++++ Raw data ++++

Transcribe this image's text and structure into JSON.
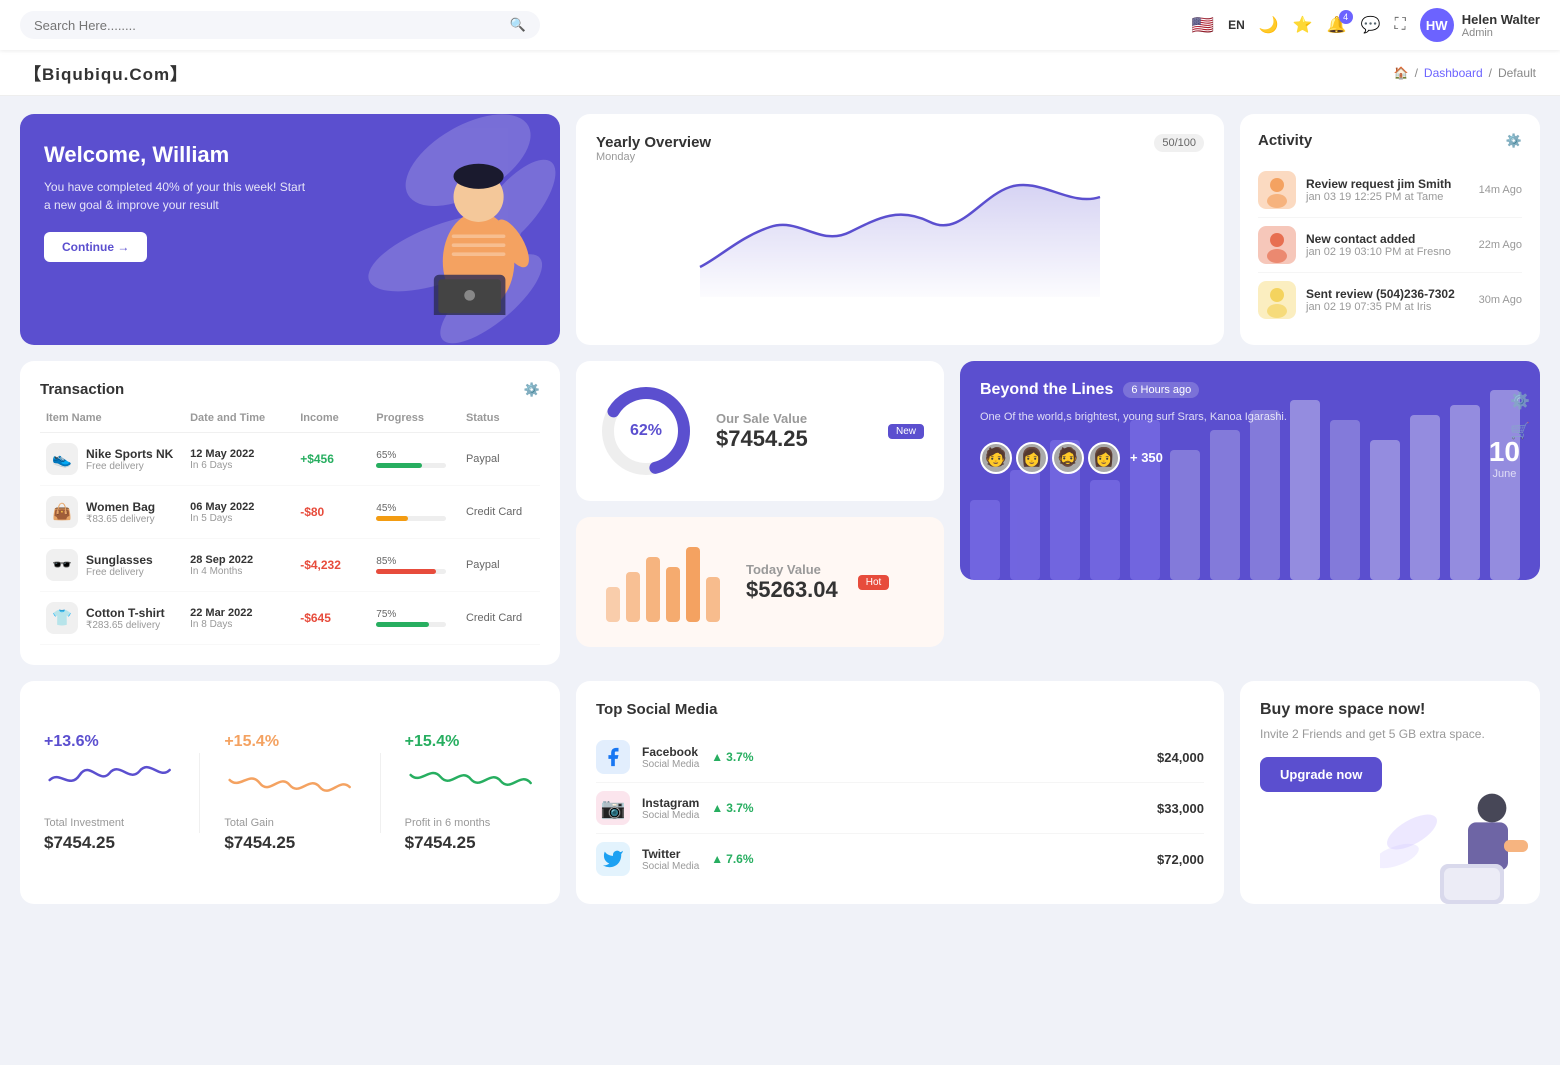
{
  "topnav": {
    "search_placeholder": "Search Here........",
    "lang": "EN",
    "notification_count": "4",
    "user": {
      "name": "Helen Walter",
      "role": "Admin",
      "initials": "HW"
    }
  },
  "breadcrumb": {
    "logo": "【Biqubiqu.Com】",
    "home": "Home",
    "dashboard": "Dashboard",
    "current": "Default"
  },
  "welcome": {
    "title": "Welcome, William",
    "subtitle": "You have completed 40% of your this week! Start a new goal & improve your result",
    "button": "Continue →"
  },
  "yearly": {
    "title": "Yearly Overview",
    "day": "Monday",
    "progress": "50/100"
  },
  "activity": {
    "title": "Activity",
    "items": [
      {
        "title": "Review request jim Smith",
        "sub": "jan 03 19 12:25 PM at Tame",
        "time": "14m Ago",
        "color": "#f4a261"
      },
      {
        "title": "New contact added",
        "sub": "jan 02 19 03:10 PM at Fresno",
        "time": "22m Ago",
        "color": "#e76f51"
      },
      {
        "title": "Sent review (504)236-7302",
        "sub": "jan 02 19 07:35 PM at Iris",
        "time": "30m Ago",
        "color": "#f4d35e"
      }
    ]
  },
  "transaction": {
    "title": "Transaction",
    "columns": [
      "Item Name",
      "Date and Time",
      "Income",
      "Progress",
      "Status"
    ],
    "rows": [
      {
        "name": "Nike Sports NK",
        "sub": "Free delivery",
        "date": "12 May 2022",
        "days": "In 6 Days",
        "income": "+$456",
        "positive": true,
        "progress": 65,
        "progress_color": "#27ae60",
        "status": "Paypal",
        "icon": "👟"
      },
      {
        "name": "Women Bag",
        "sub": "₹83.65 delivery",
        "date": "06 May 2022",
        "days": "In 5 Days",
        "income": "-$80",
        "positive": false,
        "progress": 45,
        "progress_color": "#f39c12",
        "status": "Credit Card",
        "icon": "👜"
      },
      {
        "name": "Sunglasses",
        "sub": "Free delivery",
        "date": "28 Sep 2022",
        "days": "In 4 Months",
        "income": "-$4,232",
        "positive": false,
        "progress": 85,
        "progress_color": "#e74c3c",
        "status": "Paypal",
        "icon": "🕶️"
      },
      {
        "name": "Cotton T-shirt",
        "sub": "₹283.65 delivery",
        "date": "22 Mar 2022",
        "days": "In 8 Days",
        "income": "-$645",
        "positive": false,
        "progress": 75,
        "progress_color": "#27ae60",
        "status": "Credit Card",
        "icon": "👕"
      }
    ]
  },
  "sale": {
    "badge": "New",
    "percent": "62%",
    "label": "Our Sale Value",
    "value": "$7454.25",
    "donut_value": 62
  },
  "today": {
    "badge": "Hot",
    "label": "Today Value",
    "value": "$5263.04"
  },
  "beyond": {
    "title": "Beyond the Lines",
    "time": "6 Hours ago",
    "desc": "One Of the world,s brightest, young surf Srars, Kanoa Igarashi.",
    "plus": "+ 350",
    "date_num": "10",
    "date_month": "June"
  },
  "stats": [
    {
      "pct": "+13.6%",
      "color": "#5b4fcf",
      "label": "Total Investment",
      "value": "$7454.25"
    },
    {
      "pct": "+15.4%",
      "color": "#f4a261",
      "label": "Total Gain",
      "value": "$7454.25"
    },
    {
      "pct": "+15.4%",
      "color": "#27ae60",
      "label": "Profit in 6 months",
      "value": "$7454.25"
    }
  ],
  "social": {
    "title": "Top Social Media",
    "items": [
      {
        "name": "Facebook",
        "sub": "Social Media",
        "pct": "3.7%",
        "amount": "$24,000",
        "color": "#1877f2",
        "icon": "f"
      },
      {
        "name": "Instagram",
        "sub": "Social Media",
        "pct": "3.7%",
        "amount": "$33,000",
        "color": "#e1306c",
        "icon": "📷"
      },
      {
        "name": "Twitter",
        "sub": "Social Media",
        "pct": "7.6%",
        "amount": "$72,000",
        "color": "#1da1f2",
        "icon": "🐦"
      }
    ]
  },
  "space": {
    "title": "Buy more space now!",
    "desc": "Invite 2 Friends and get 5 GB extra space.",
    "button": "Upgrade now"
  }
}
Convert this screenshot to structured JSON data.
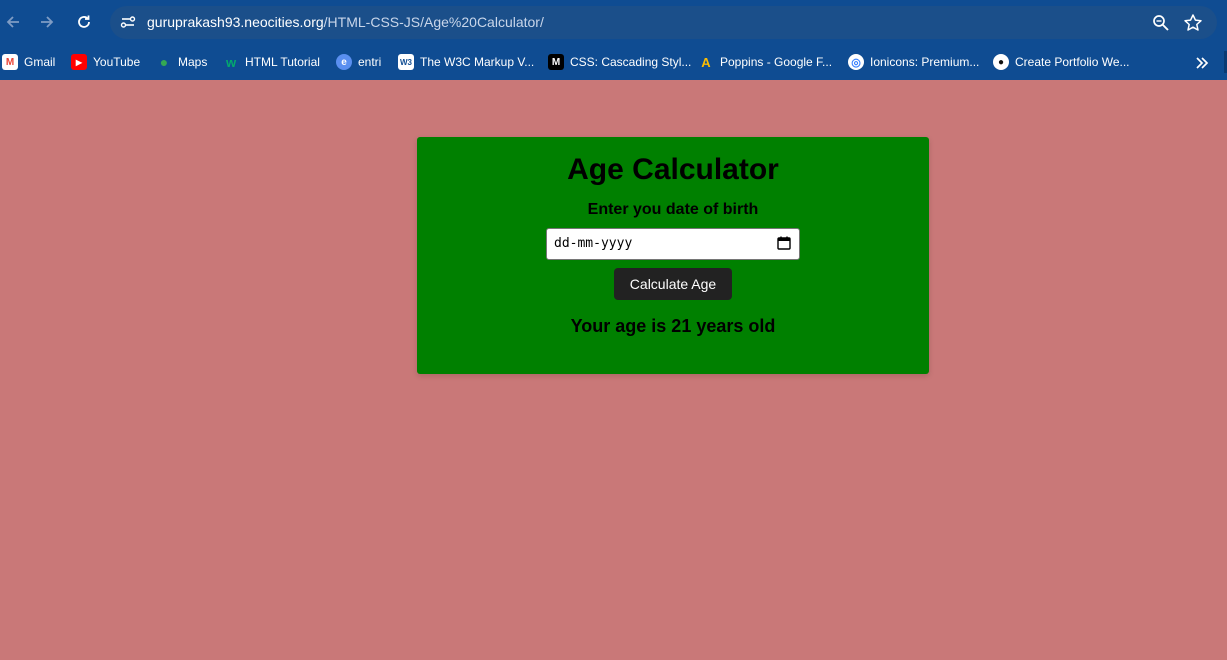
{
  "browser": {
    "url_host": "guruprakash93.neocities.org",
    "url_path": "/HTML-CSS-JS/Age%20Calculator/",
    "bookmarks": [
      {
        "label": "Gmail",
        "icon": "gmail-icon"
      },
      {
        "label": "YouTube",
        "icon": "youtube-icon"
      },
      {
        "label": "Maps",
        "icon": "maps-icon"
      },
      {
        "label": "HTML Tutorial",
        "icon": "w3schools-icon"
      },
      {
        "label": "entri",
        "icon": "entri-icon"
      },
      {
        "label": "The W3C Markup V...",
        "icon": "w3c-icon"
      },
      {
        "label": "CSS: Cascading Styl...",
        "icon": "mdn-icon"
      },
      {
        "label": "Poppins - Google F...",
        "icon": "google-fonts-icon"
      },
      {
        "label": "Ionicons: Premium...",
        "icon": "ionicons-icon"
      },
      {
        "label": "Create Portfolio We...",
        "icon": "portfolio-icon"
      }
    ]
  },
  "app": {
    "title": "Age Calculator",
    "dob_label": "Enter you date of birth",
    "dob_placeholder": "dd-mm-yyyy",
    "button_label": "Calculate Age",
    "result": "Your age is 21 years old"
  },
  "colors": {
    "page_bg": "#c97878",
    "card_bg": "#008000",
    "button_bg": "#222222",
    "chrome_bg": "#0f4c92"
  }
}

++++

#### Exercise directions:
Repeat the listing in full and exactly. Leave any pictures out.

#### Exercise output:
Transcribe this image's text and structure into JSON.
{
  "topnav": {
    "search_placeholder": "Search Here........",
    "lang": "EN",
    "notification_count": "4",
    "user": {
      "name": "Helen Walter",
      "role": "Admin",
      "initials": "HW"
    }
  },
  "breadcrumb": {
    "logo": "【Biqubiqu.Com】",
    "home": "Home",
    "dashboard": "Dashboard",
    "current": "Default"
  },
  "welcome": {
    "title": "Welcome, William",
    "subtitle": "You have completed 40% of your this week! Start a new goal & improve your result",
    "button": "Continue →"
  },
  "yearly": {
    "title": "Yearly Overview",
    "day": "Monday",
    "progress": "50/100"
  },
  "activity": {
    "title": "Activity",
    "items": [
      {
        "title": "Review request jim Smith",
        "sub": "jan 03 19 12:25 PM at Tame",
        "time": "14m Ago",
        "color": "#f4a261"
      },
      {
        "title": "New contact added",
        "sub": "jan 02 19 03:10 PM at Fresno",
        "time": "22m Ago",
        "color": "#e76f51"
      },
      {
        "title": "Sent review (504)236-7302",
        "sub": "jan 02 19 07:35 PM at Iris",
        "time": "30m Ago",
        "color": "#f4d35e"
      }
    ]
  },
  "transaction": {
    "title": "Transaction",
    "columns": [
      "Item Name",
      "Date and Time",
      "Income",
      "Progress",
      "Status"
    ],
    "rows": [
      {
        "name": "Nike Sports NK",
        "sub": "Free delivery",
        "date": "12 May 2022",
        "days": "In 6 Days",
        "income": "+$456",
        "positive": true,
        "progress": 65,
        "progress_color": "#27ae60",
        "status": "Paypal",
        "icon": "👟"
      },
      {
        "name": "Women Bag",
        "sub": "₹83.65 delivery",
        "date": "06 May 2022",
        "days": "In 5 Days",
        "income": "-$80",
        "positive": false,
        "progress": 45,
        "progress_color": "#f39c12",
        "status": "Credit Card",
        "icon": "👜"
      },
      {
        "name": "Sunglasses",
        "sub": "Free delivery",
        "date": "28 Sep 2022",
        "days": "In 4 Months",
        "income": "-$4,232",
        "positive": false,
        "progress": 85,
        "progress_color": "#e74c3c",
        "status": "Paypal",
        "icon": "🕶️"
      },
      {
        "name": "Cotton T-shirt",
        "sub": "₹283.65 delivery",
        "date": "22 Mar 2022",
        "days": "In 8 Days",
        "income": "-$645",
        "positive": false,
        "progress": 75,
        "progress_color": "#27ae60",
        "status": "Credit Card",
        "icon": "👕"
      }
    ]
  },
  "sale": {
    "badge": "New",
    "percent": "62%",
    "label": "Our Sale Value",
    "value": "$7454.25",
    "donut_value": 62
  },
  "today": {
    "badge": "Hot",
    "label": "Today Value",
    "value": "$5263.04"
  },
  "beyond": {
    "title": "Beyond the Lines",
    "time": "6 Hours ago",
    "desc": "One Of the world,s brightest, young surf Srars, Kanoa Igarashi.",
    "plus": "+ 350",
    "date_num": "10",
    "date_month": "June"
  },
  "stats": [
    {
      "pct": "+13.6%",
      "color": "#5b4fcf",
      "label": "Total Investment",
      "value": "$7454.25"
    },
    {
      "pct": "+15.4%",
      "color": "#f4a261",
      "label": "Total Gain",
      "value": "$7454.25"
    },
    {
      "pct": "+15.4%",
      "color": "#27ae60",
      "label": "Profit in 6 months",
      "value": "$7454.25"
    }
  ],
  "social": {
    "title": "Top Social Media",
    "items": [
      {
        "name": "Facebook",
        "sub": "Social Media",
        "pct": "3.7%",
        "amount": "$24,000",
        "color": "#1877f2",
        "icon": "f"
      },
      {
        "name": "Instagram",
        "sub": "Social Media",
        "pct": "3.7%",
        "amount": "$33,000",
        "color": "#e1306c",
        "icon": "📷"
      },
      {
        "name": "Twitter",
        "sub": "Social Media",
        "pct": "7.6%",
        "amount": "$72,000",
        "color": "#1da1f2",
        "icon": "🐦"
      }
    ]
  },
  "space": {
    "title": "Buy more space now!",
    "desc": "Invite 2 Friends and get 5 GB extra space.",
    "button": "Upgrade now"
  }
}
Convert this screenshot to structured JSON data.
{
  "browser": {
    "url_host": "guruprakash93.neocities.org",
    "url_path": "/HTML-CSS-JS/Age%20Calculator/",
    "bookmarks": [
      {
        "label": "Gmail",
        "icon": "gmail-icon"
      },
      {
        "label": "YouTube",
        "icon": "youtube-icon"
      },
      {
        "label": "Maps",
        "icon": "maps-icon"
      },
      {
        "label": "HTML Tutorial",
        "icon": "w3schools-icon"
      },
      {
        "label": "entri",
        "icon": "entri-icon"
      },
      {
        "label": "The W3C Markup V...",
        "icon": "w3c-icon"
      },
      {
        "label": "CSS: Cascading Styl...",
        "icon": "mdn-icon"
      },
      {
        "label": "Poppins - Google F...",
        "icon": "google-fonts-icon"
      },
      {
        "label": "Ionicons: Premium...",
        "icon": "ionicons-icon"
      },
      {
        "label": "Create Portfolio We...",
        "icon": "portfolio-icon"
      }
    ]
  },
  "app": {
    "title": "Age Calculator",
    "dob_label": "Enter you date of birth",
    "dob_placeholder": "dd-mm-yyyy",
    "button_label": "Calculate Age",
    "result": "Your age is 21 years old"
  },
  "colors": {
    "page_bg": "#c97878",
    "card_bg": "#008000",
    "button_bg": "#222222",
    "chrome_bg": "#0f4c92"
  }
}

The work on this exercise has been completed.